> Work to do
Repeat the entire listing exactly.

> Extracted information

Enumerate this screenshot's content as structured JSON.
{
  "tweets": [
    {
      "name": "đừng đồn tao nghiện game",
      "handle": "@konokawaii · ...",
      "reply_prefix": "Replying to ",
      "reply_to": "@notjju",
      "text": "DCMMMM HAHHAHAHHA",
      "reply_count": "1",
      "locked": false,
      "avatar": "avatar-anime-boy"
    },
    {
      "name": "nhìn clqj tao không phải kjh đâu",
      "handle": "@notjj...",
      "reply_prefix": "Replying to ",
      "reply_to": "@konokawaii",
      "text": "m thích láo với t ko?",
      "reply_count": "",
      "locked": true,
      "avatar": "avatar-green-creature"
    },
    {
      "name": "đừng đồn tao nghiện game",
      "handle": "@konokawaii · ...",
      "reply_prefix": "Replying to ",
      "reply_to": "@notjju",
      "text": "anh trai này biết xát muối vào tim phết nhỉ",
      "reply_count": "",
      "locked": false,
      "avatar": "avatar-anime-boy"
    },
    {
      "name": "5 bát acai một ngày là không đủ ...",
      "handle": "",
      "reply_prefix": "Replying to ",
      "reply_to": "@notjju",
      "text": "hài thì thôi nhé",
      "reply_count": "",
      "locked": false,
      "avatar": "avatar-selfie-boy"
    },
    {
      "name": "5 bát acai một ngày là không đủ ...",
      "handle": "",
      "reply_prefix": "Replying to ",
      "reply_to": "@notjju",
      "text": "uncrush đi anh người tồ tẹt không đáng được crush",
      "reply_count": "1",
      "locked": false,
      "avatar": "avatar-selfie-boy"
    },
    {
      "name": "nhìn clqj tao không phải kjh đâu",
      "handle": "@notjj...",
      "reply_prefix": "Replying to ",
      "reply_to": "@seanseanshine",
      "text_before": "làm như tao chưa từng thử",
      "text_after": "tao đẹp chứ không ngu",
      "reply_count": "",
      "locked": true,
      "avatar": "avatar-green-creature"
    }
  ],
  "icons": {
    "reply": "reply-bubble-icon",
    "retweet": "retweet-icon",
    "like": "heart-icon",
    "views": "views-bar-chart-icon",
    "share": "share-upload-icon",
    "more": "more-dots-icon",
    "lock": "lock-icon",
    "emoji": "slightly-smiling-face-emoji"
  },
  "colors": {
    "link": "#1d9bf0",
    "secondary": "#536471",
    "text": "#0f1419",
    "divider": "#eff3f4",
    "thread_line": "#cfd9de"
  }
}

> Solved problem
Enumerate this screenshot's content as structured JSON.
{
  "tweets": [
    {
      "name": "đừng đồn tao nghiện game",
      "handle": "@konokawaii · ...",
      "reply_prefix": "Replying to ",
      "reply_to": "@notjju",
      "text": "DCMMMM HAHHAHAHHA",
      "reply_count": "1",
      "locked": false,
      "avatar": "avatar-anime-boy"
    },
    {
      "name": "nhìn clqj tao không phải kjh đâu",
      "handle": "@notjj...",
      "reply_prefix": "Replying to ",
      "reply_to": "@konokawaii",
      "text": "m thích láo với t ko?",
      "reply_count": "",
      "locked": true,
      "avatar": "avatar-green-creature"
    },
    {
      "name": "đừng đồn tao nghiện game",
      "handle": "@konokawaii · ...",
      "reply_prefix": "Replying to ",
      "reply_to": "@notjju",
      "text": "anh trai này biết xát muối vào tim phết nhỉ",
      "reply_count": "",
      "locked": false,
      "avatar": "avatar-anime-boy"
    },
    {
      "name": "5 bát acai một ngày là không đủ ...",
      "handle": "",
      "reply_prefix": "Replying to ",
      "reply_to": "@notjju",
      "text": "hài thì thôi nhé",
      "reply_count": "",
      "locked": false,
      "avatar": "avatar-selfie-boy"
    },
    {
      "name": "5 bát acai một ngày là không đủ ...",
      "handle": "",
      "reply_prefix": "Replying to ",
      "reply_to": "@notjju",
      "text": "uncrush đi anh người tồ tẹt không đáng được crush",
      "reply_count": "1",
      "locked": false,
      "avatar": "avatar-selfie-boy"
    },
    {
      "name": "nhìn clqj tao không phải kjh đâu",
      "handle": "@notjj...",
      "reply_prefix": "Replying to ",
      "reply_to": "@seanseanshine",
      "text_before": "làm như tao chưa từng thử",
      "text_after": "tao đẹp chứ không ngu",
      "reply_count": "",
      "locked": true,
      "avatar": "avatar-green-creature"
    }
  ],
  "icons": {
    "reply": "reply-bubble-icon",
    "retweet": "retweet-icon",
    "like": "heart-icon",
    "views": "views-bar-chart-icon",
    "share": "share-upload-icon",
    "more": "more-dots-icon",
    "lock": "lock-icon",
    "emoji": "slightly-smiling-face-emoji"
  },
  "colors": {
    "link": "#1d9bf0",
    "secondary": "#536471",
    "text": "#0f1419",
    "divider": "#eff3f4",
    "thread_line": "#cfd9de"
  }
}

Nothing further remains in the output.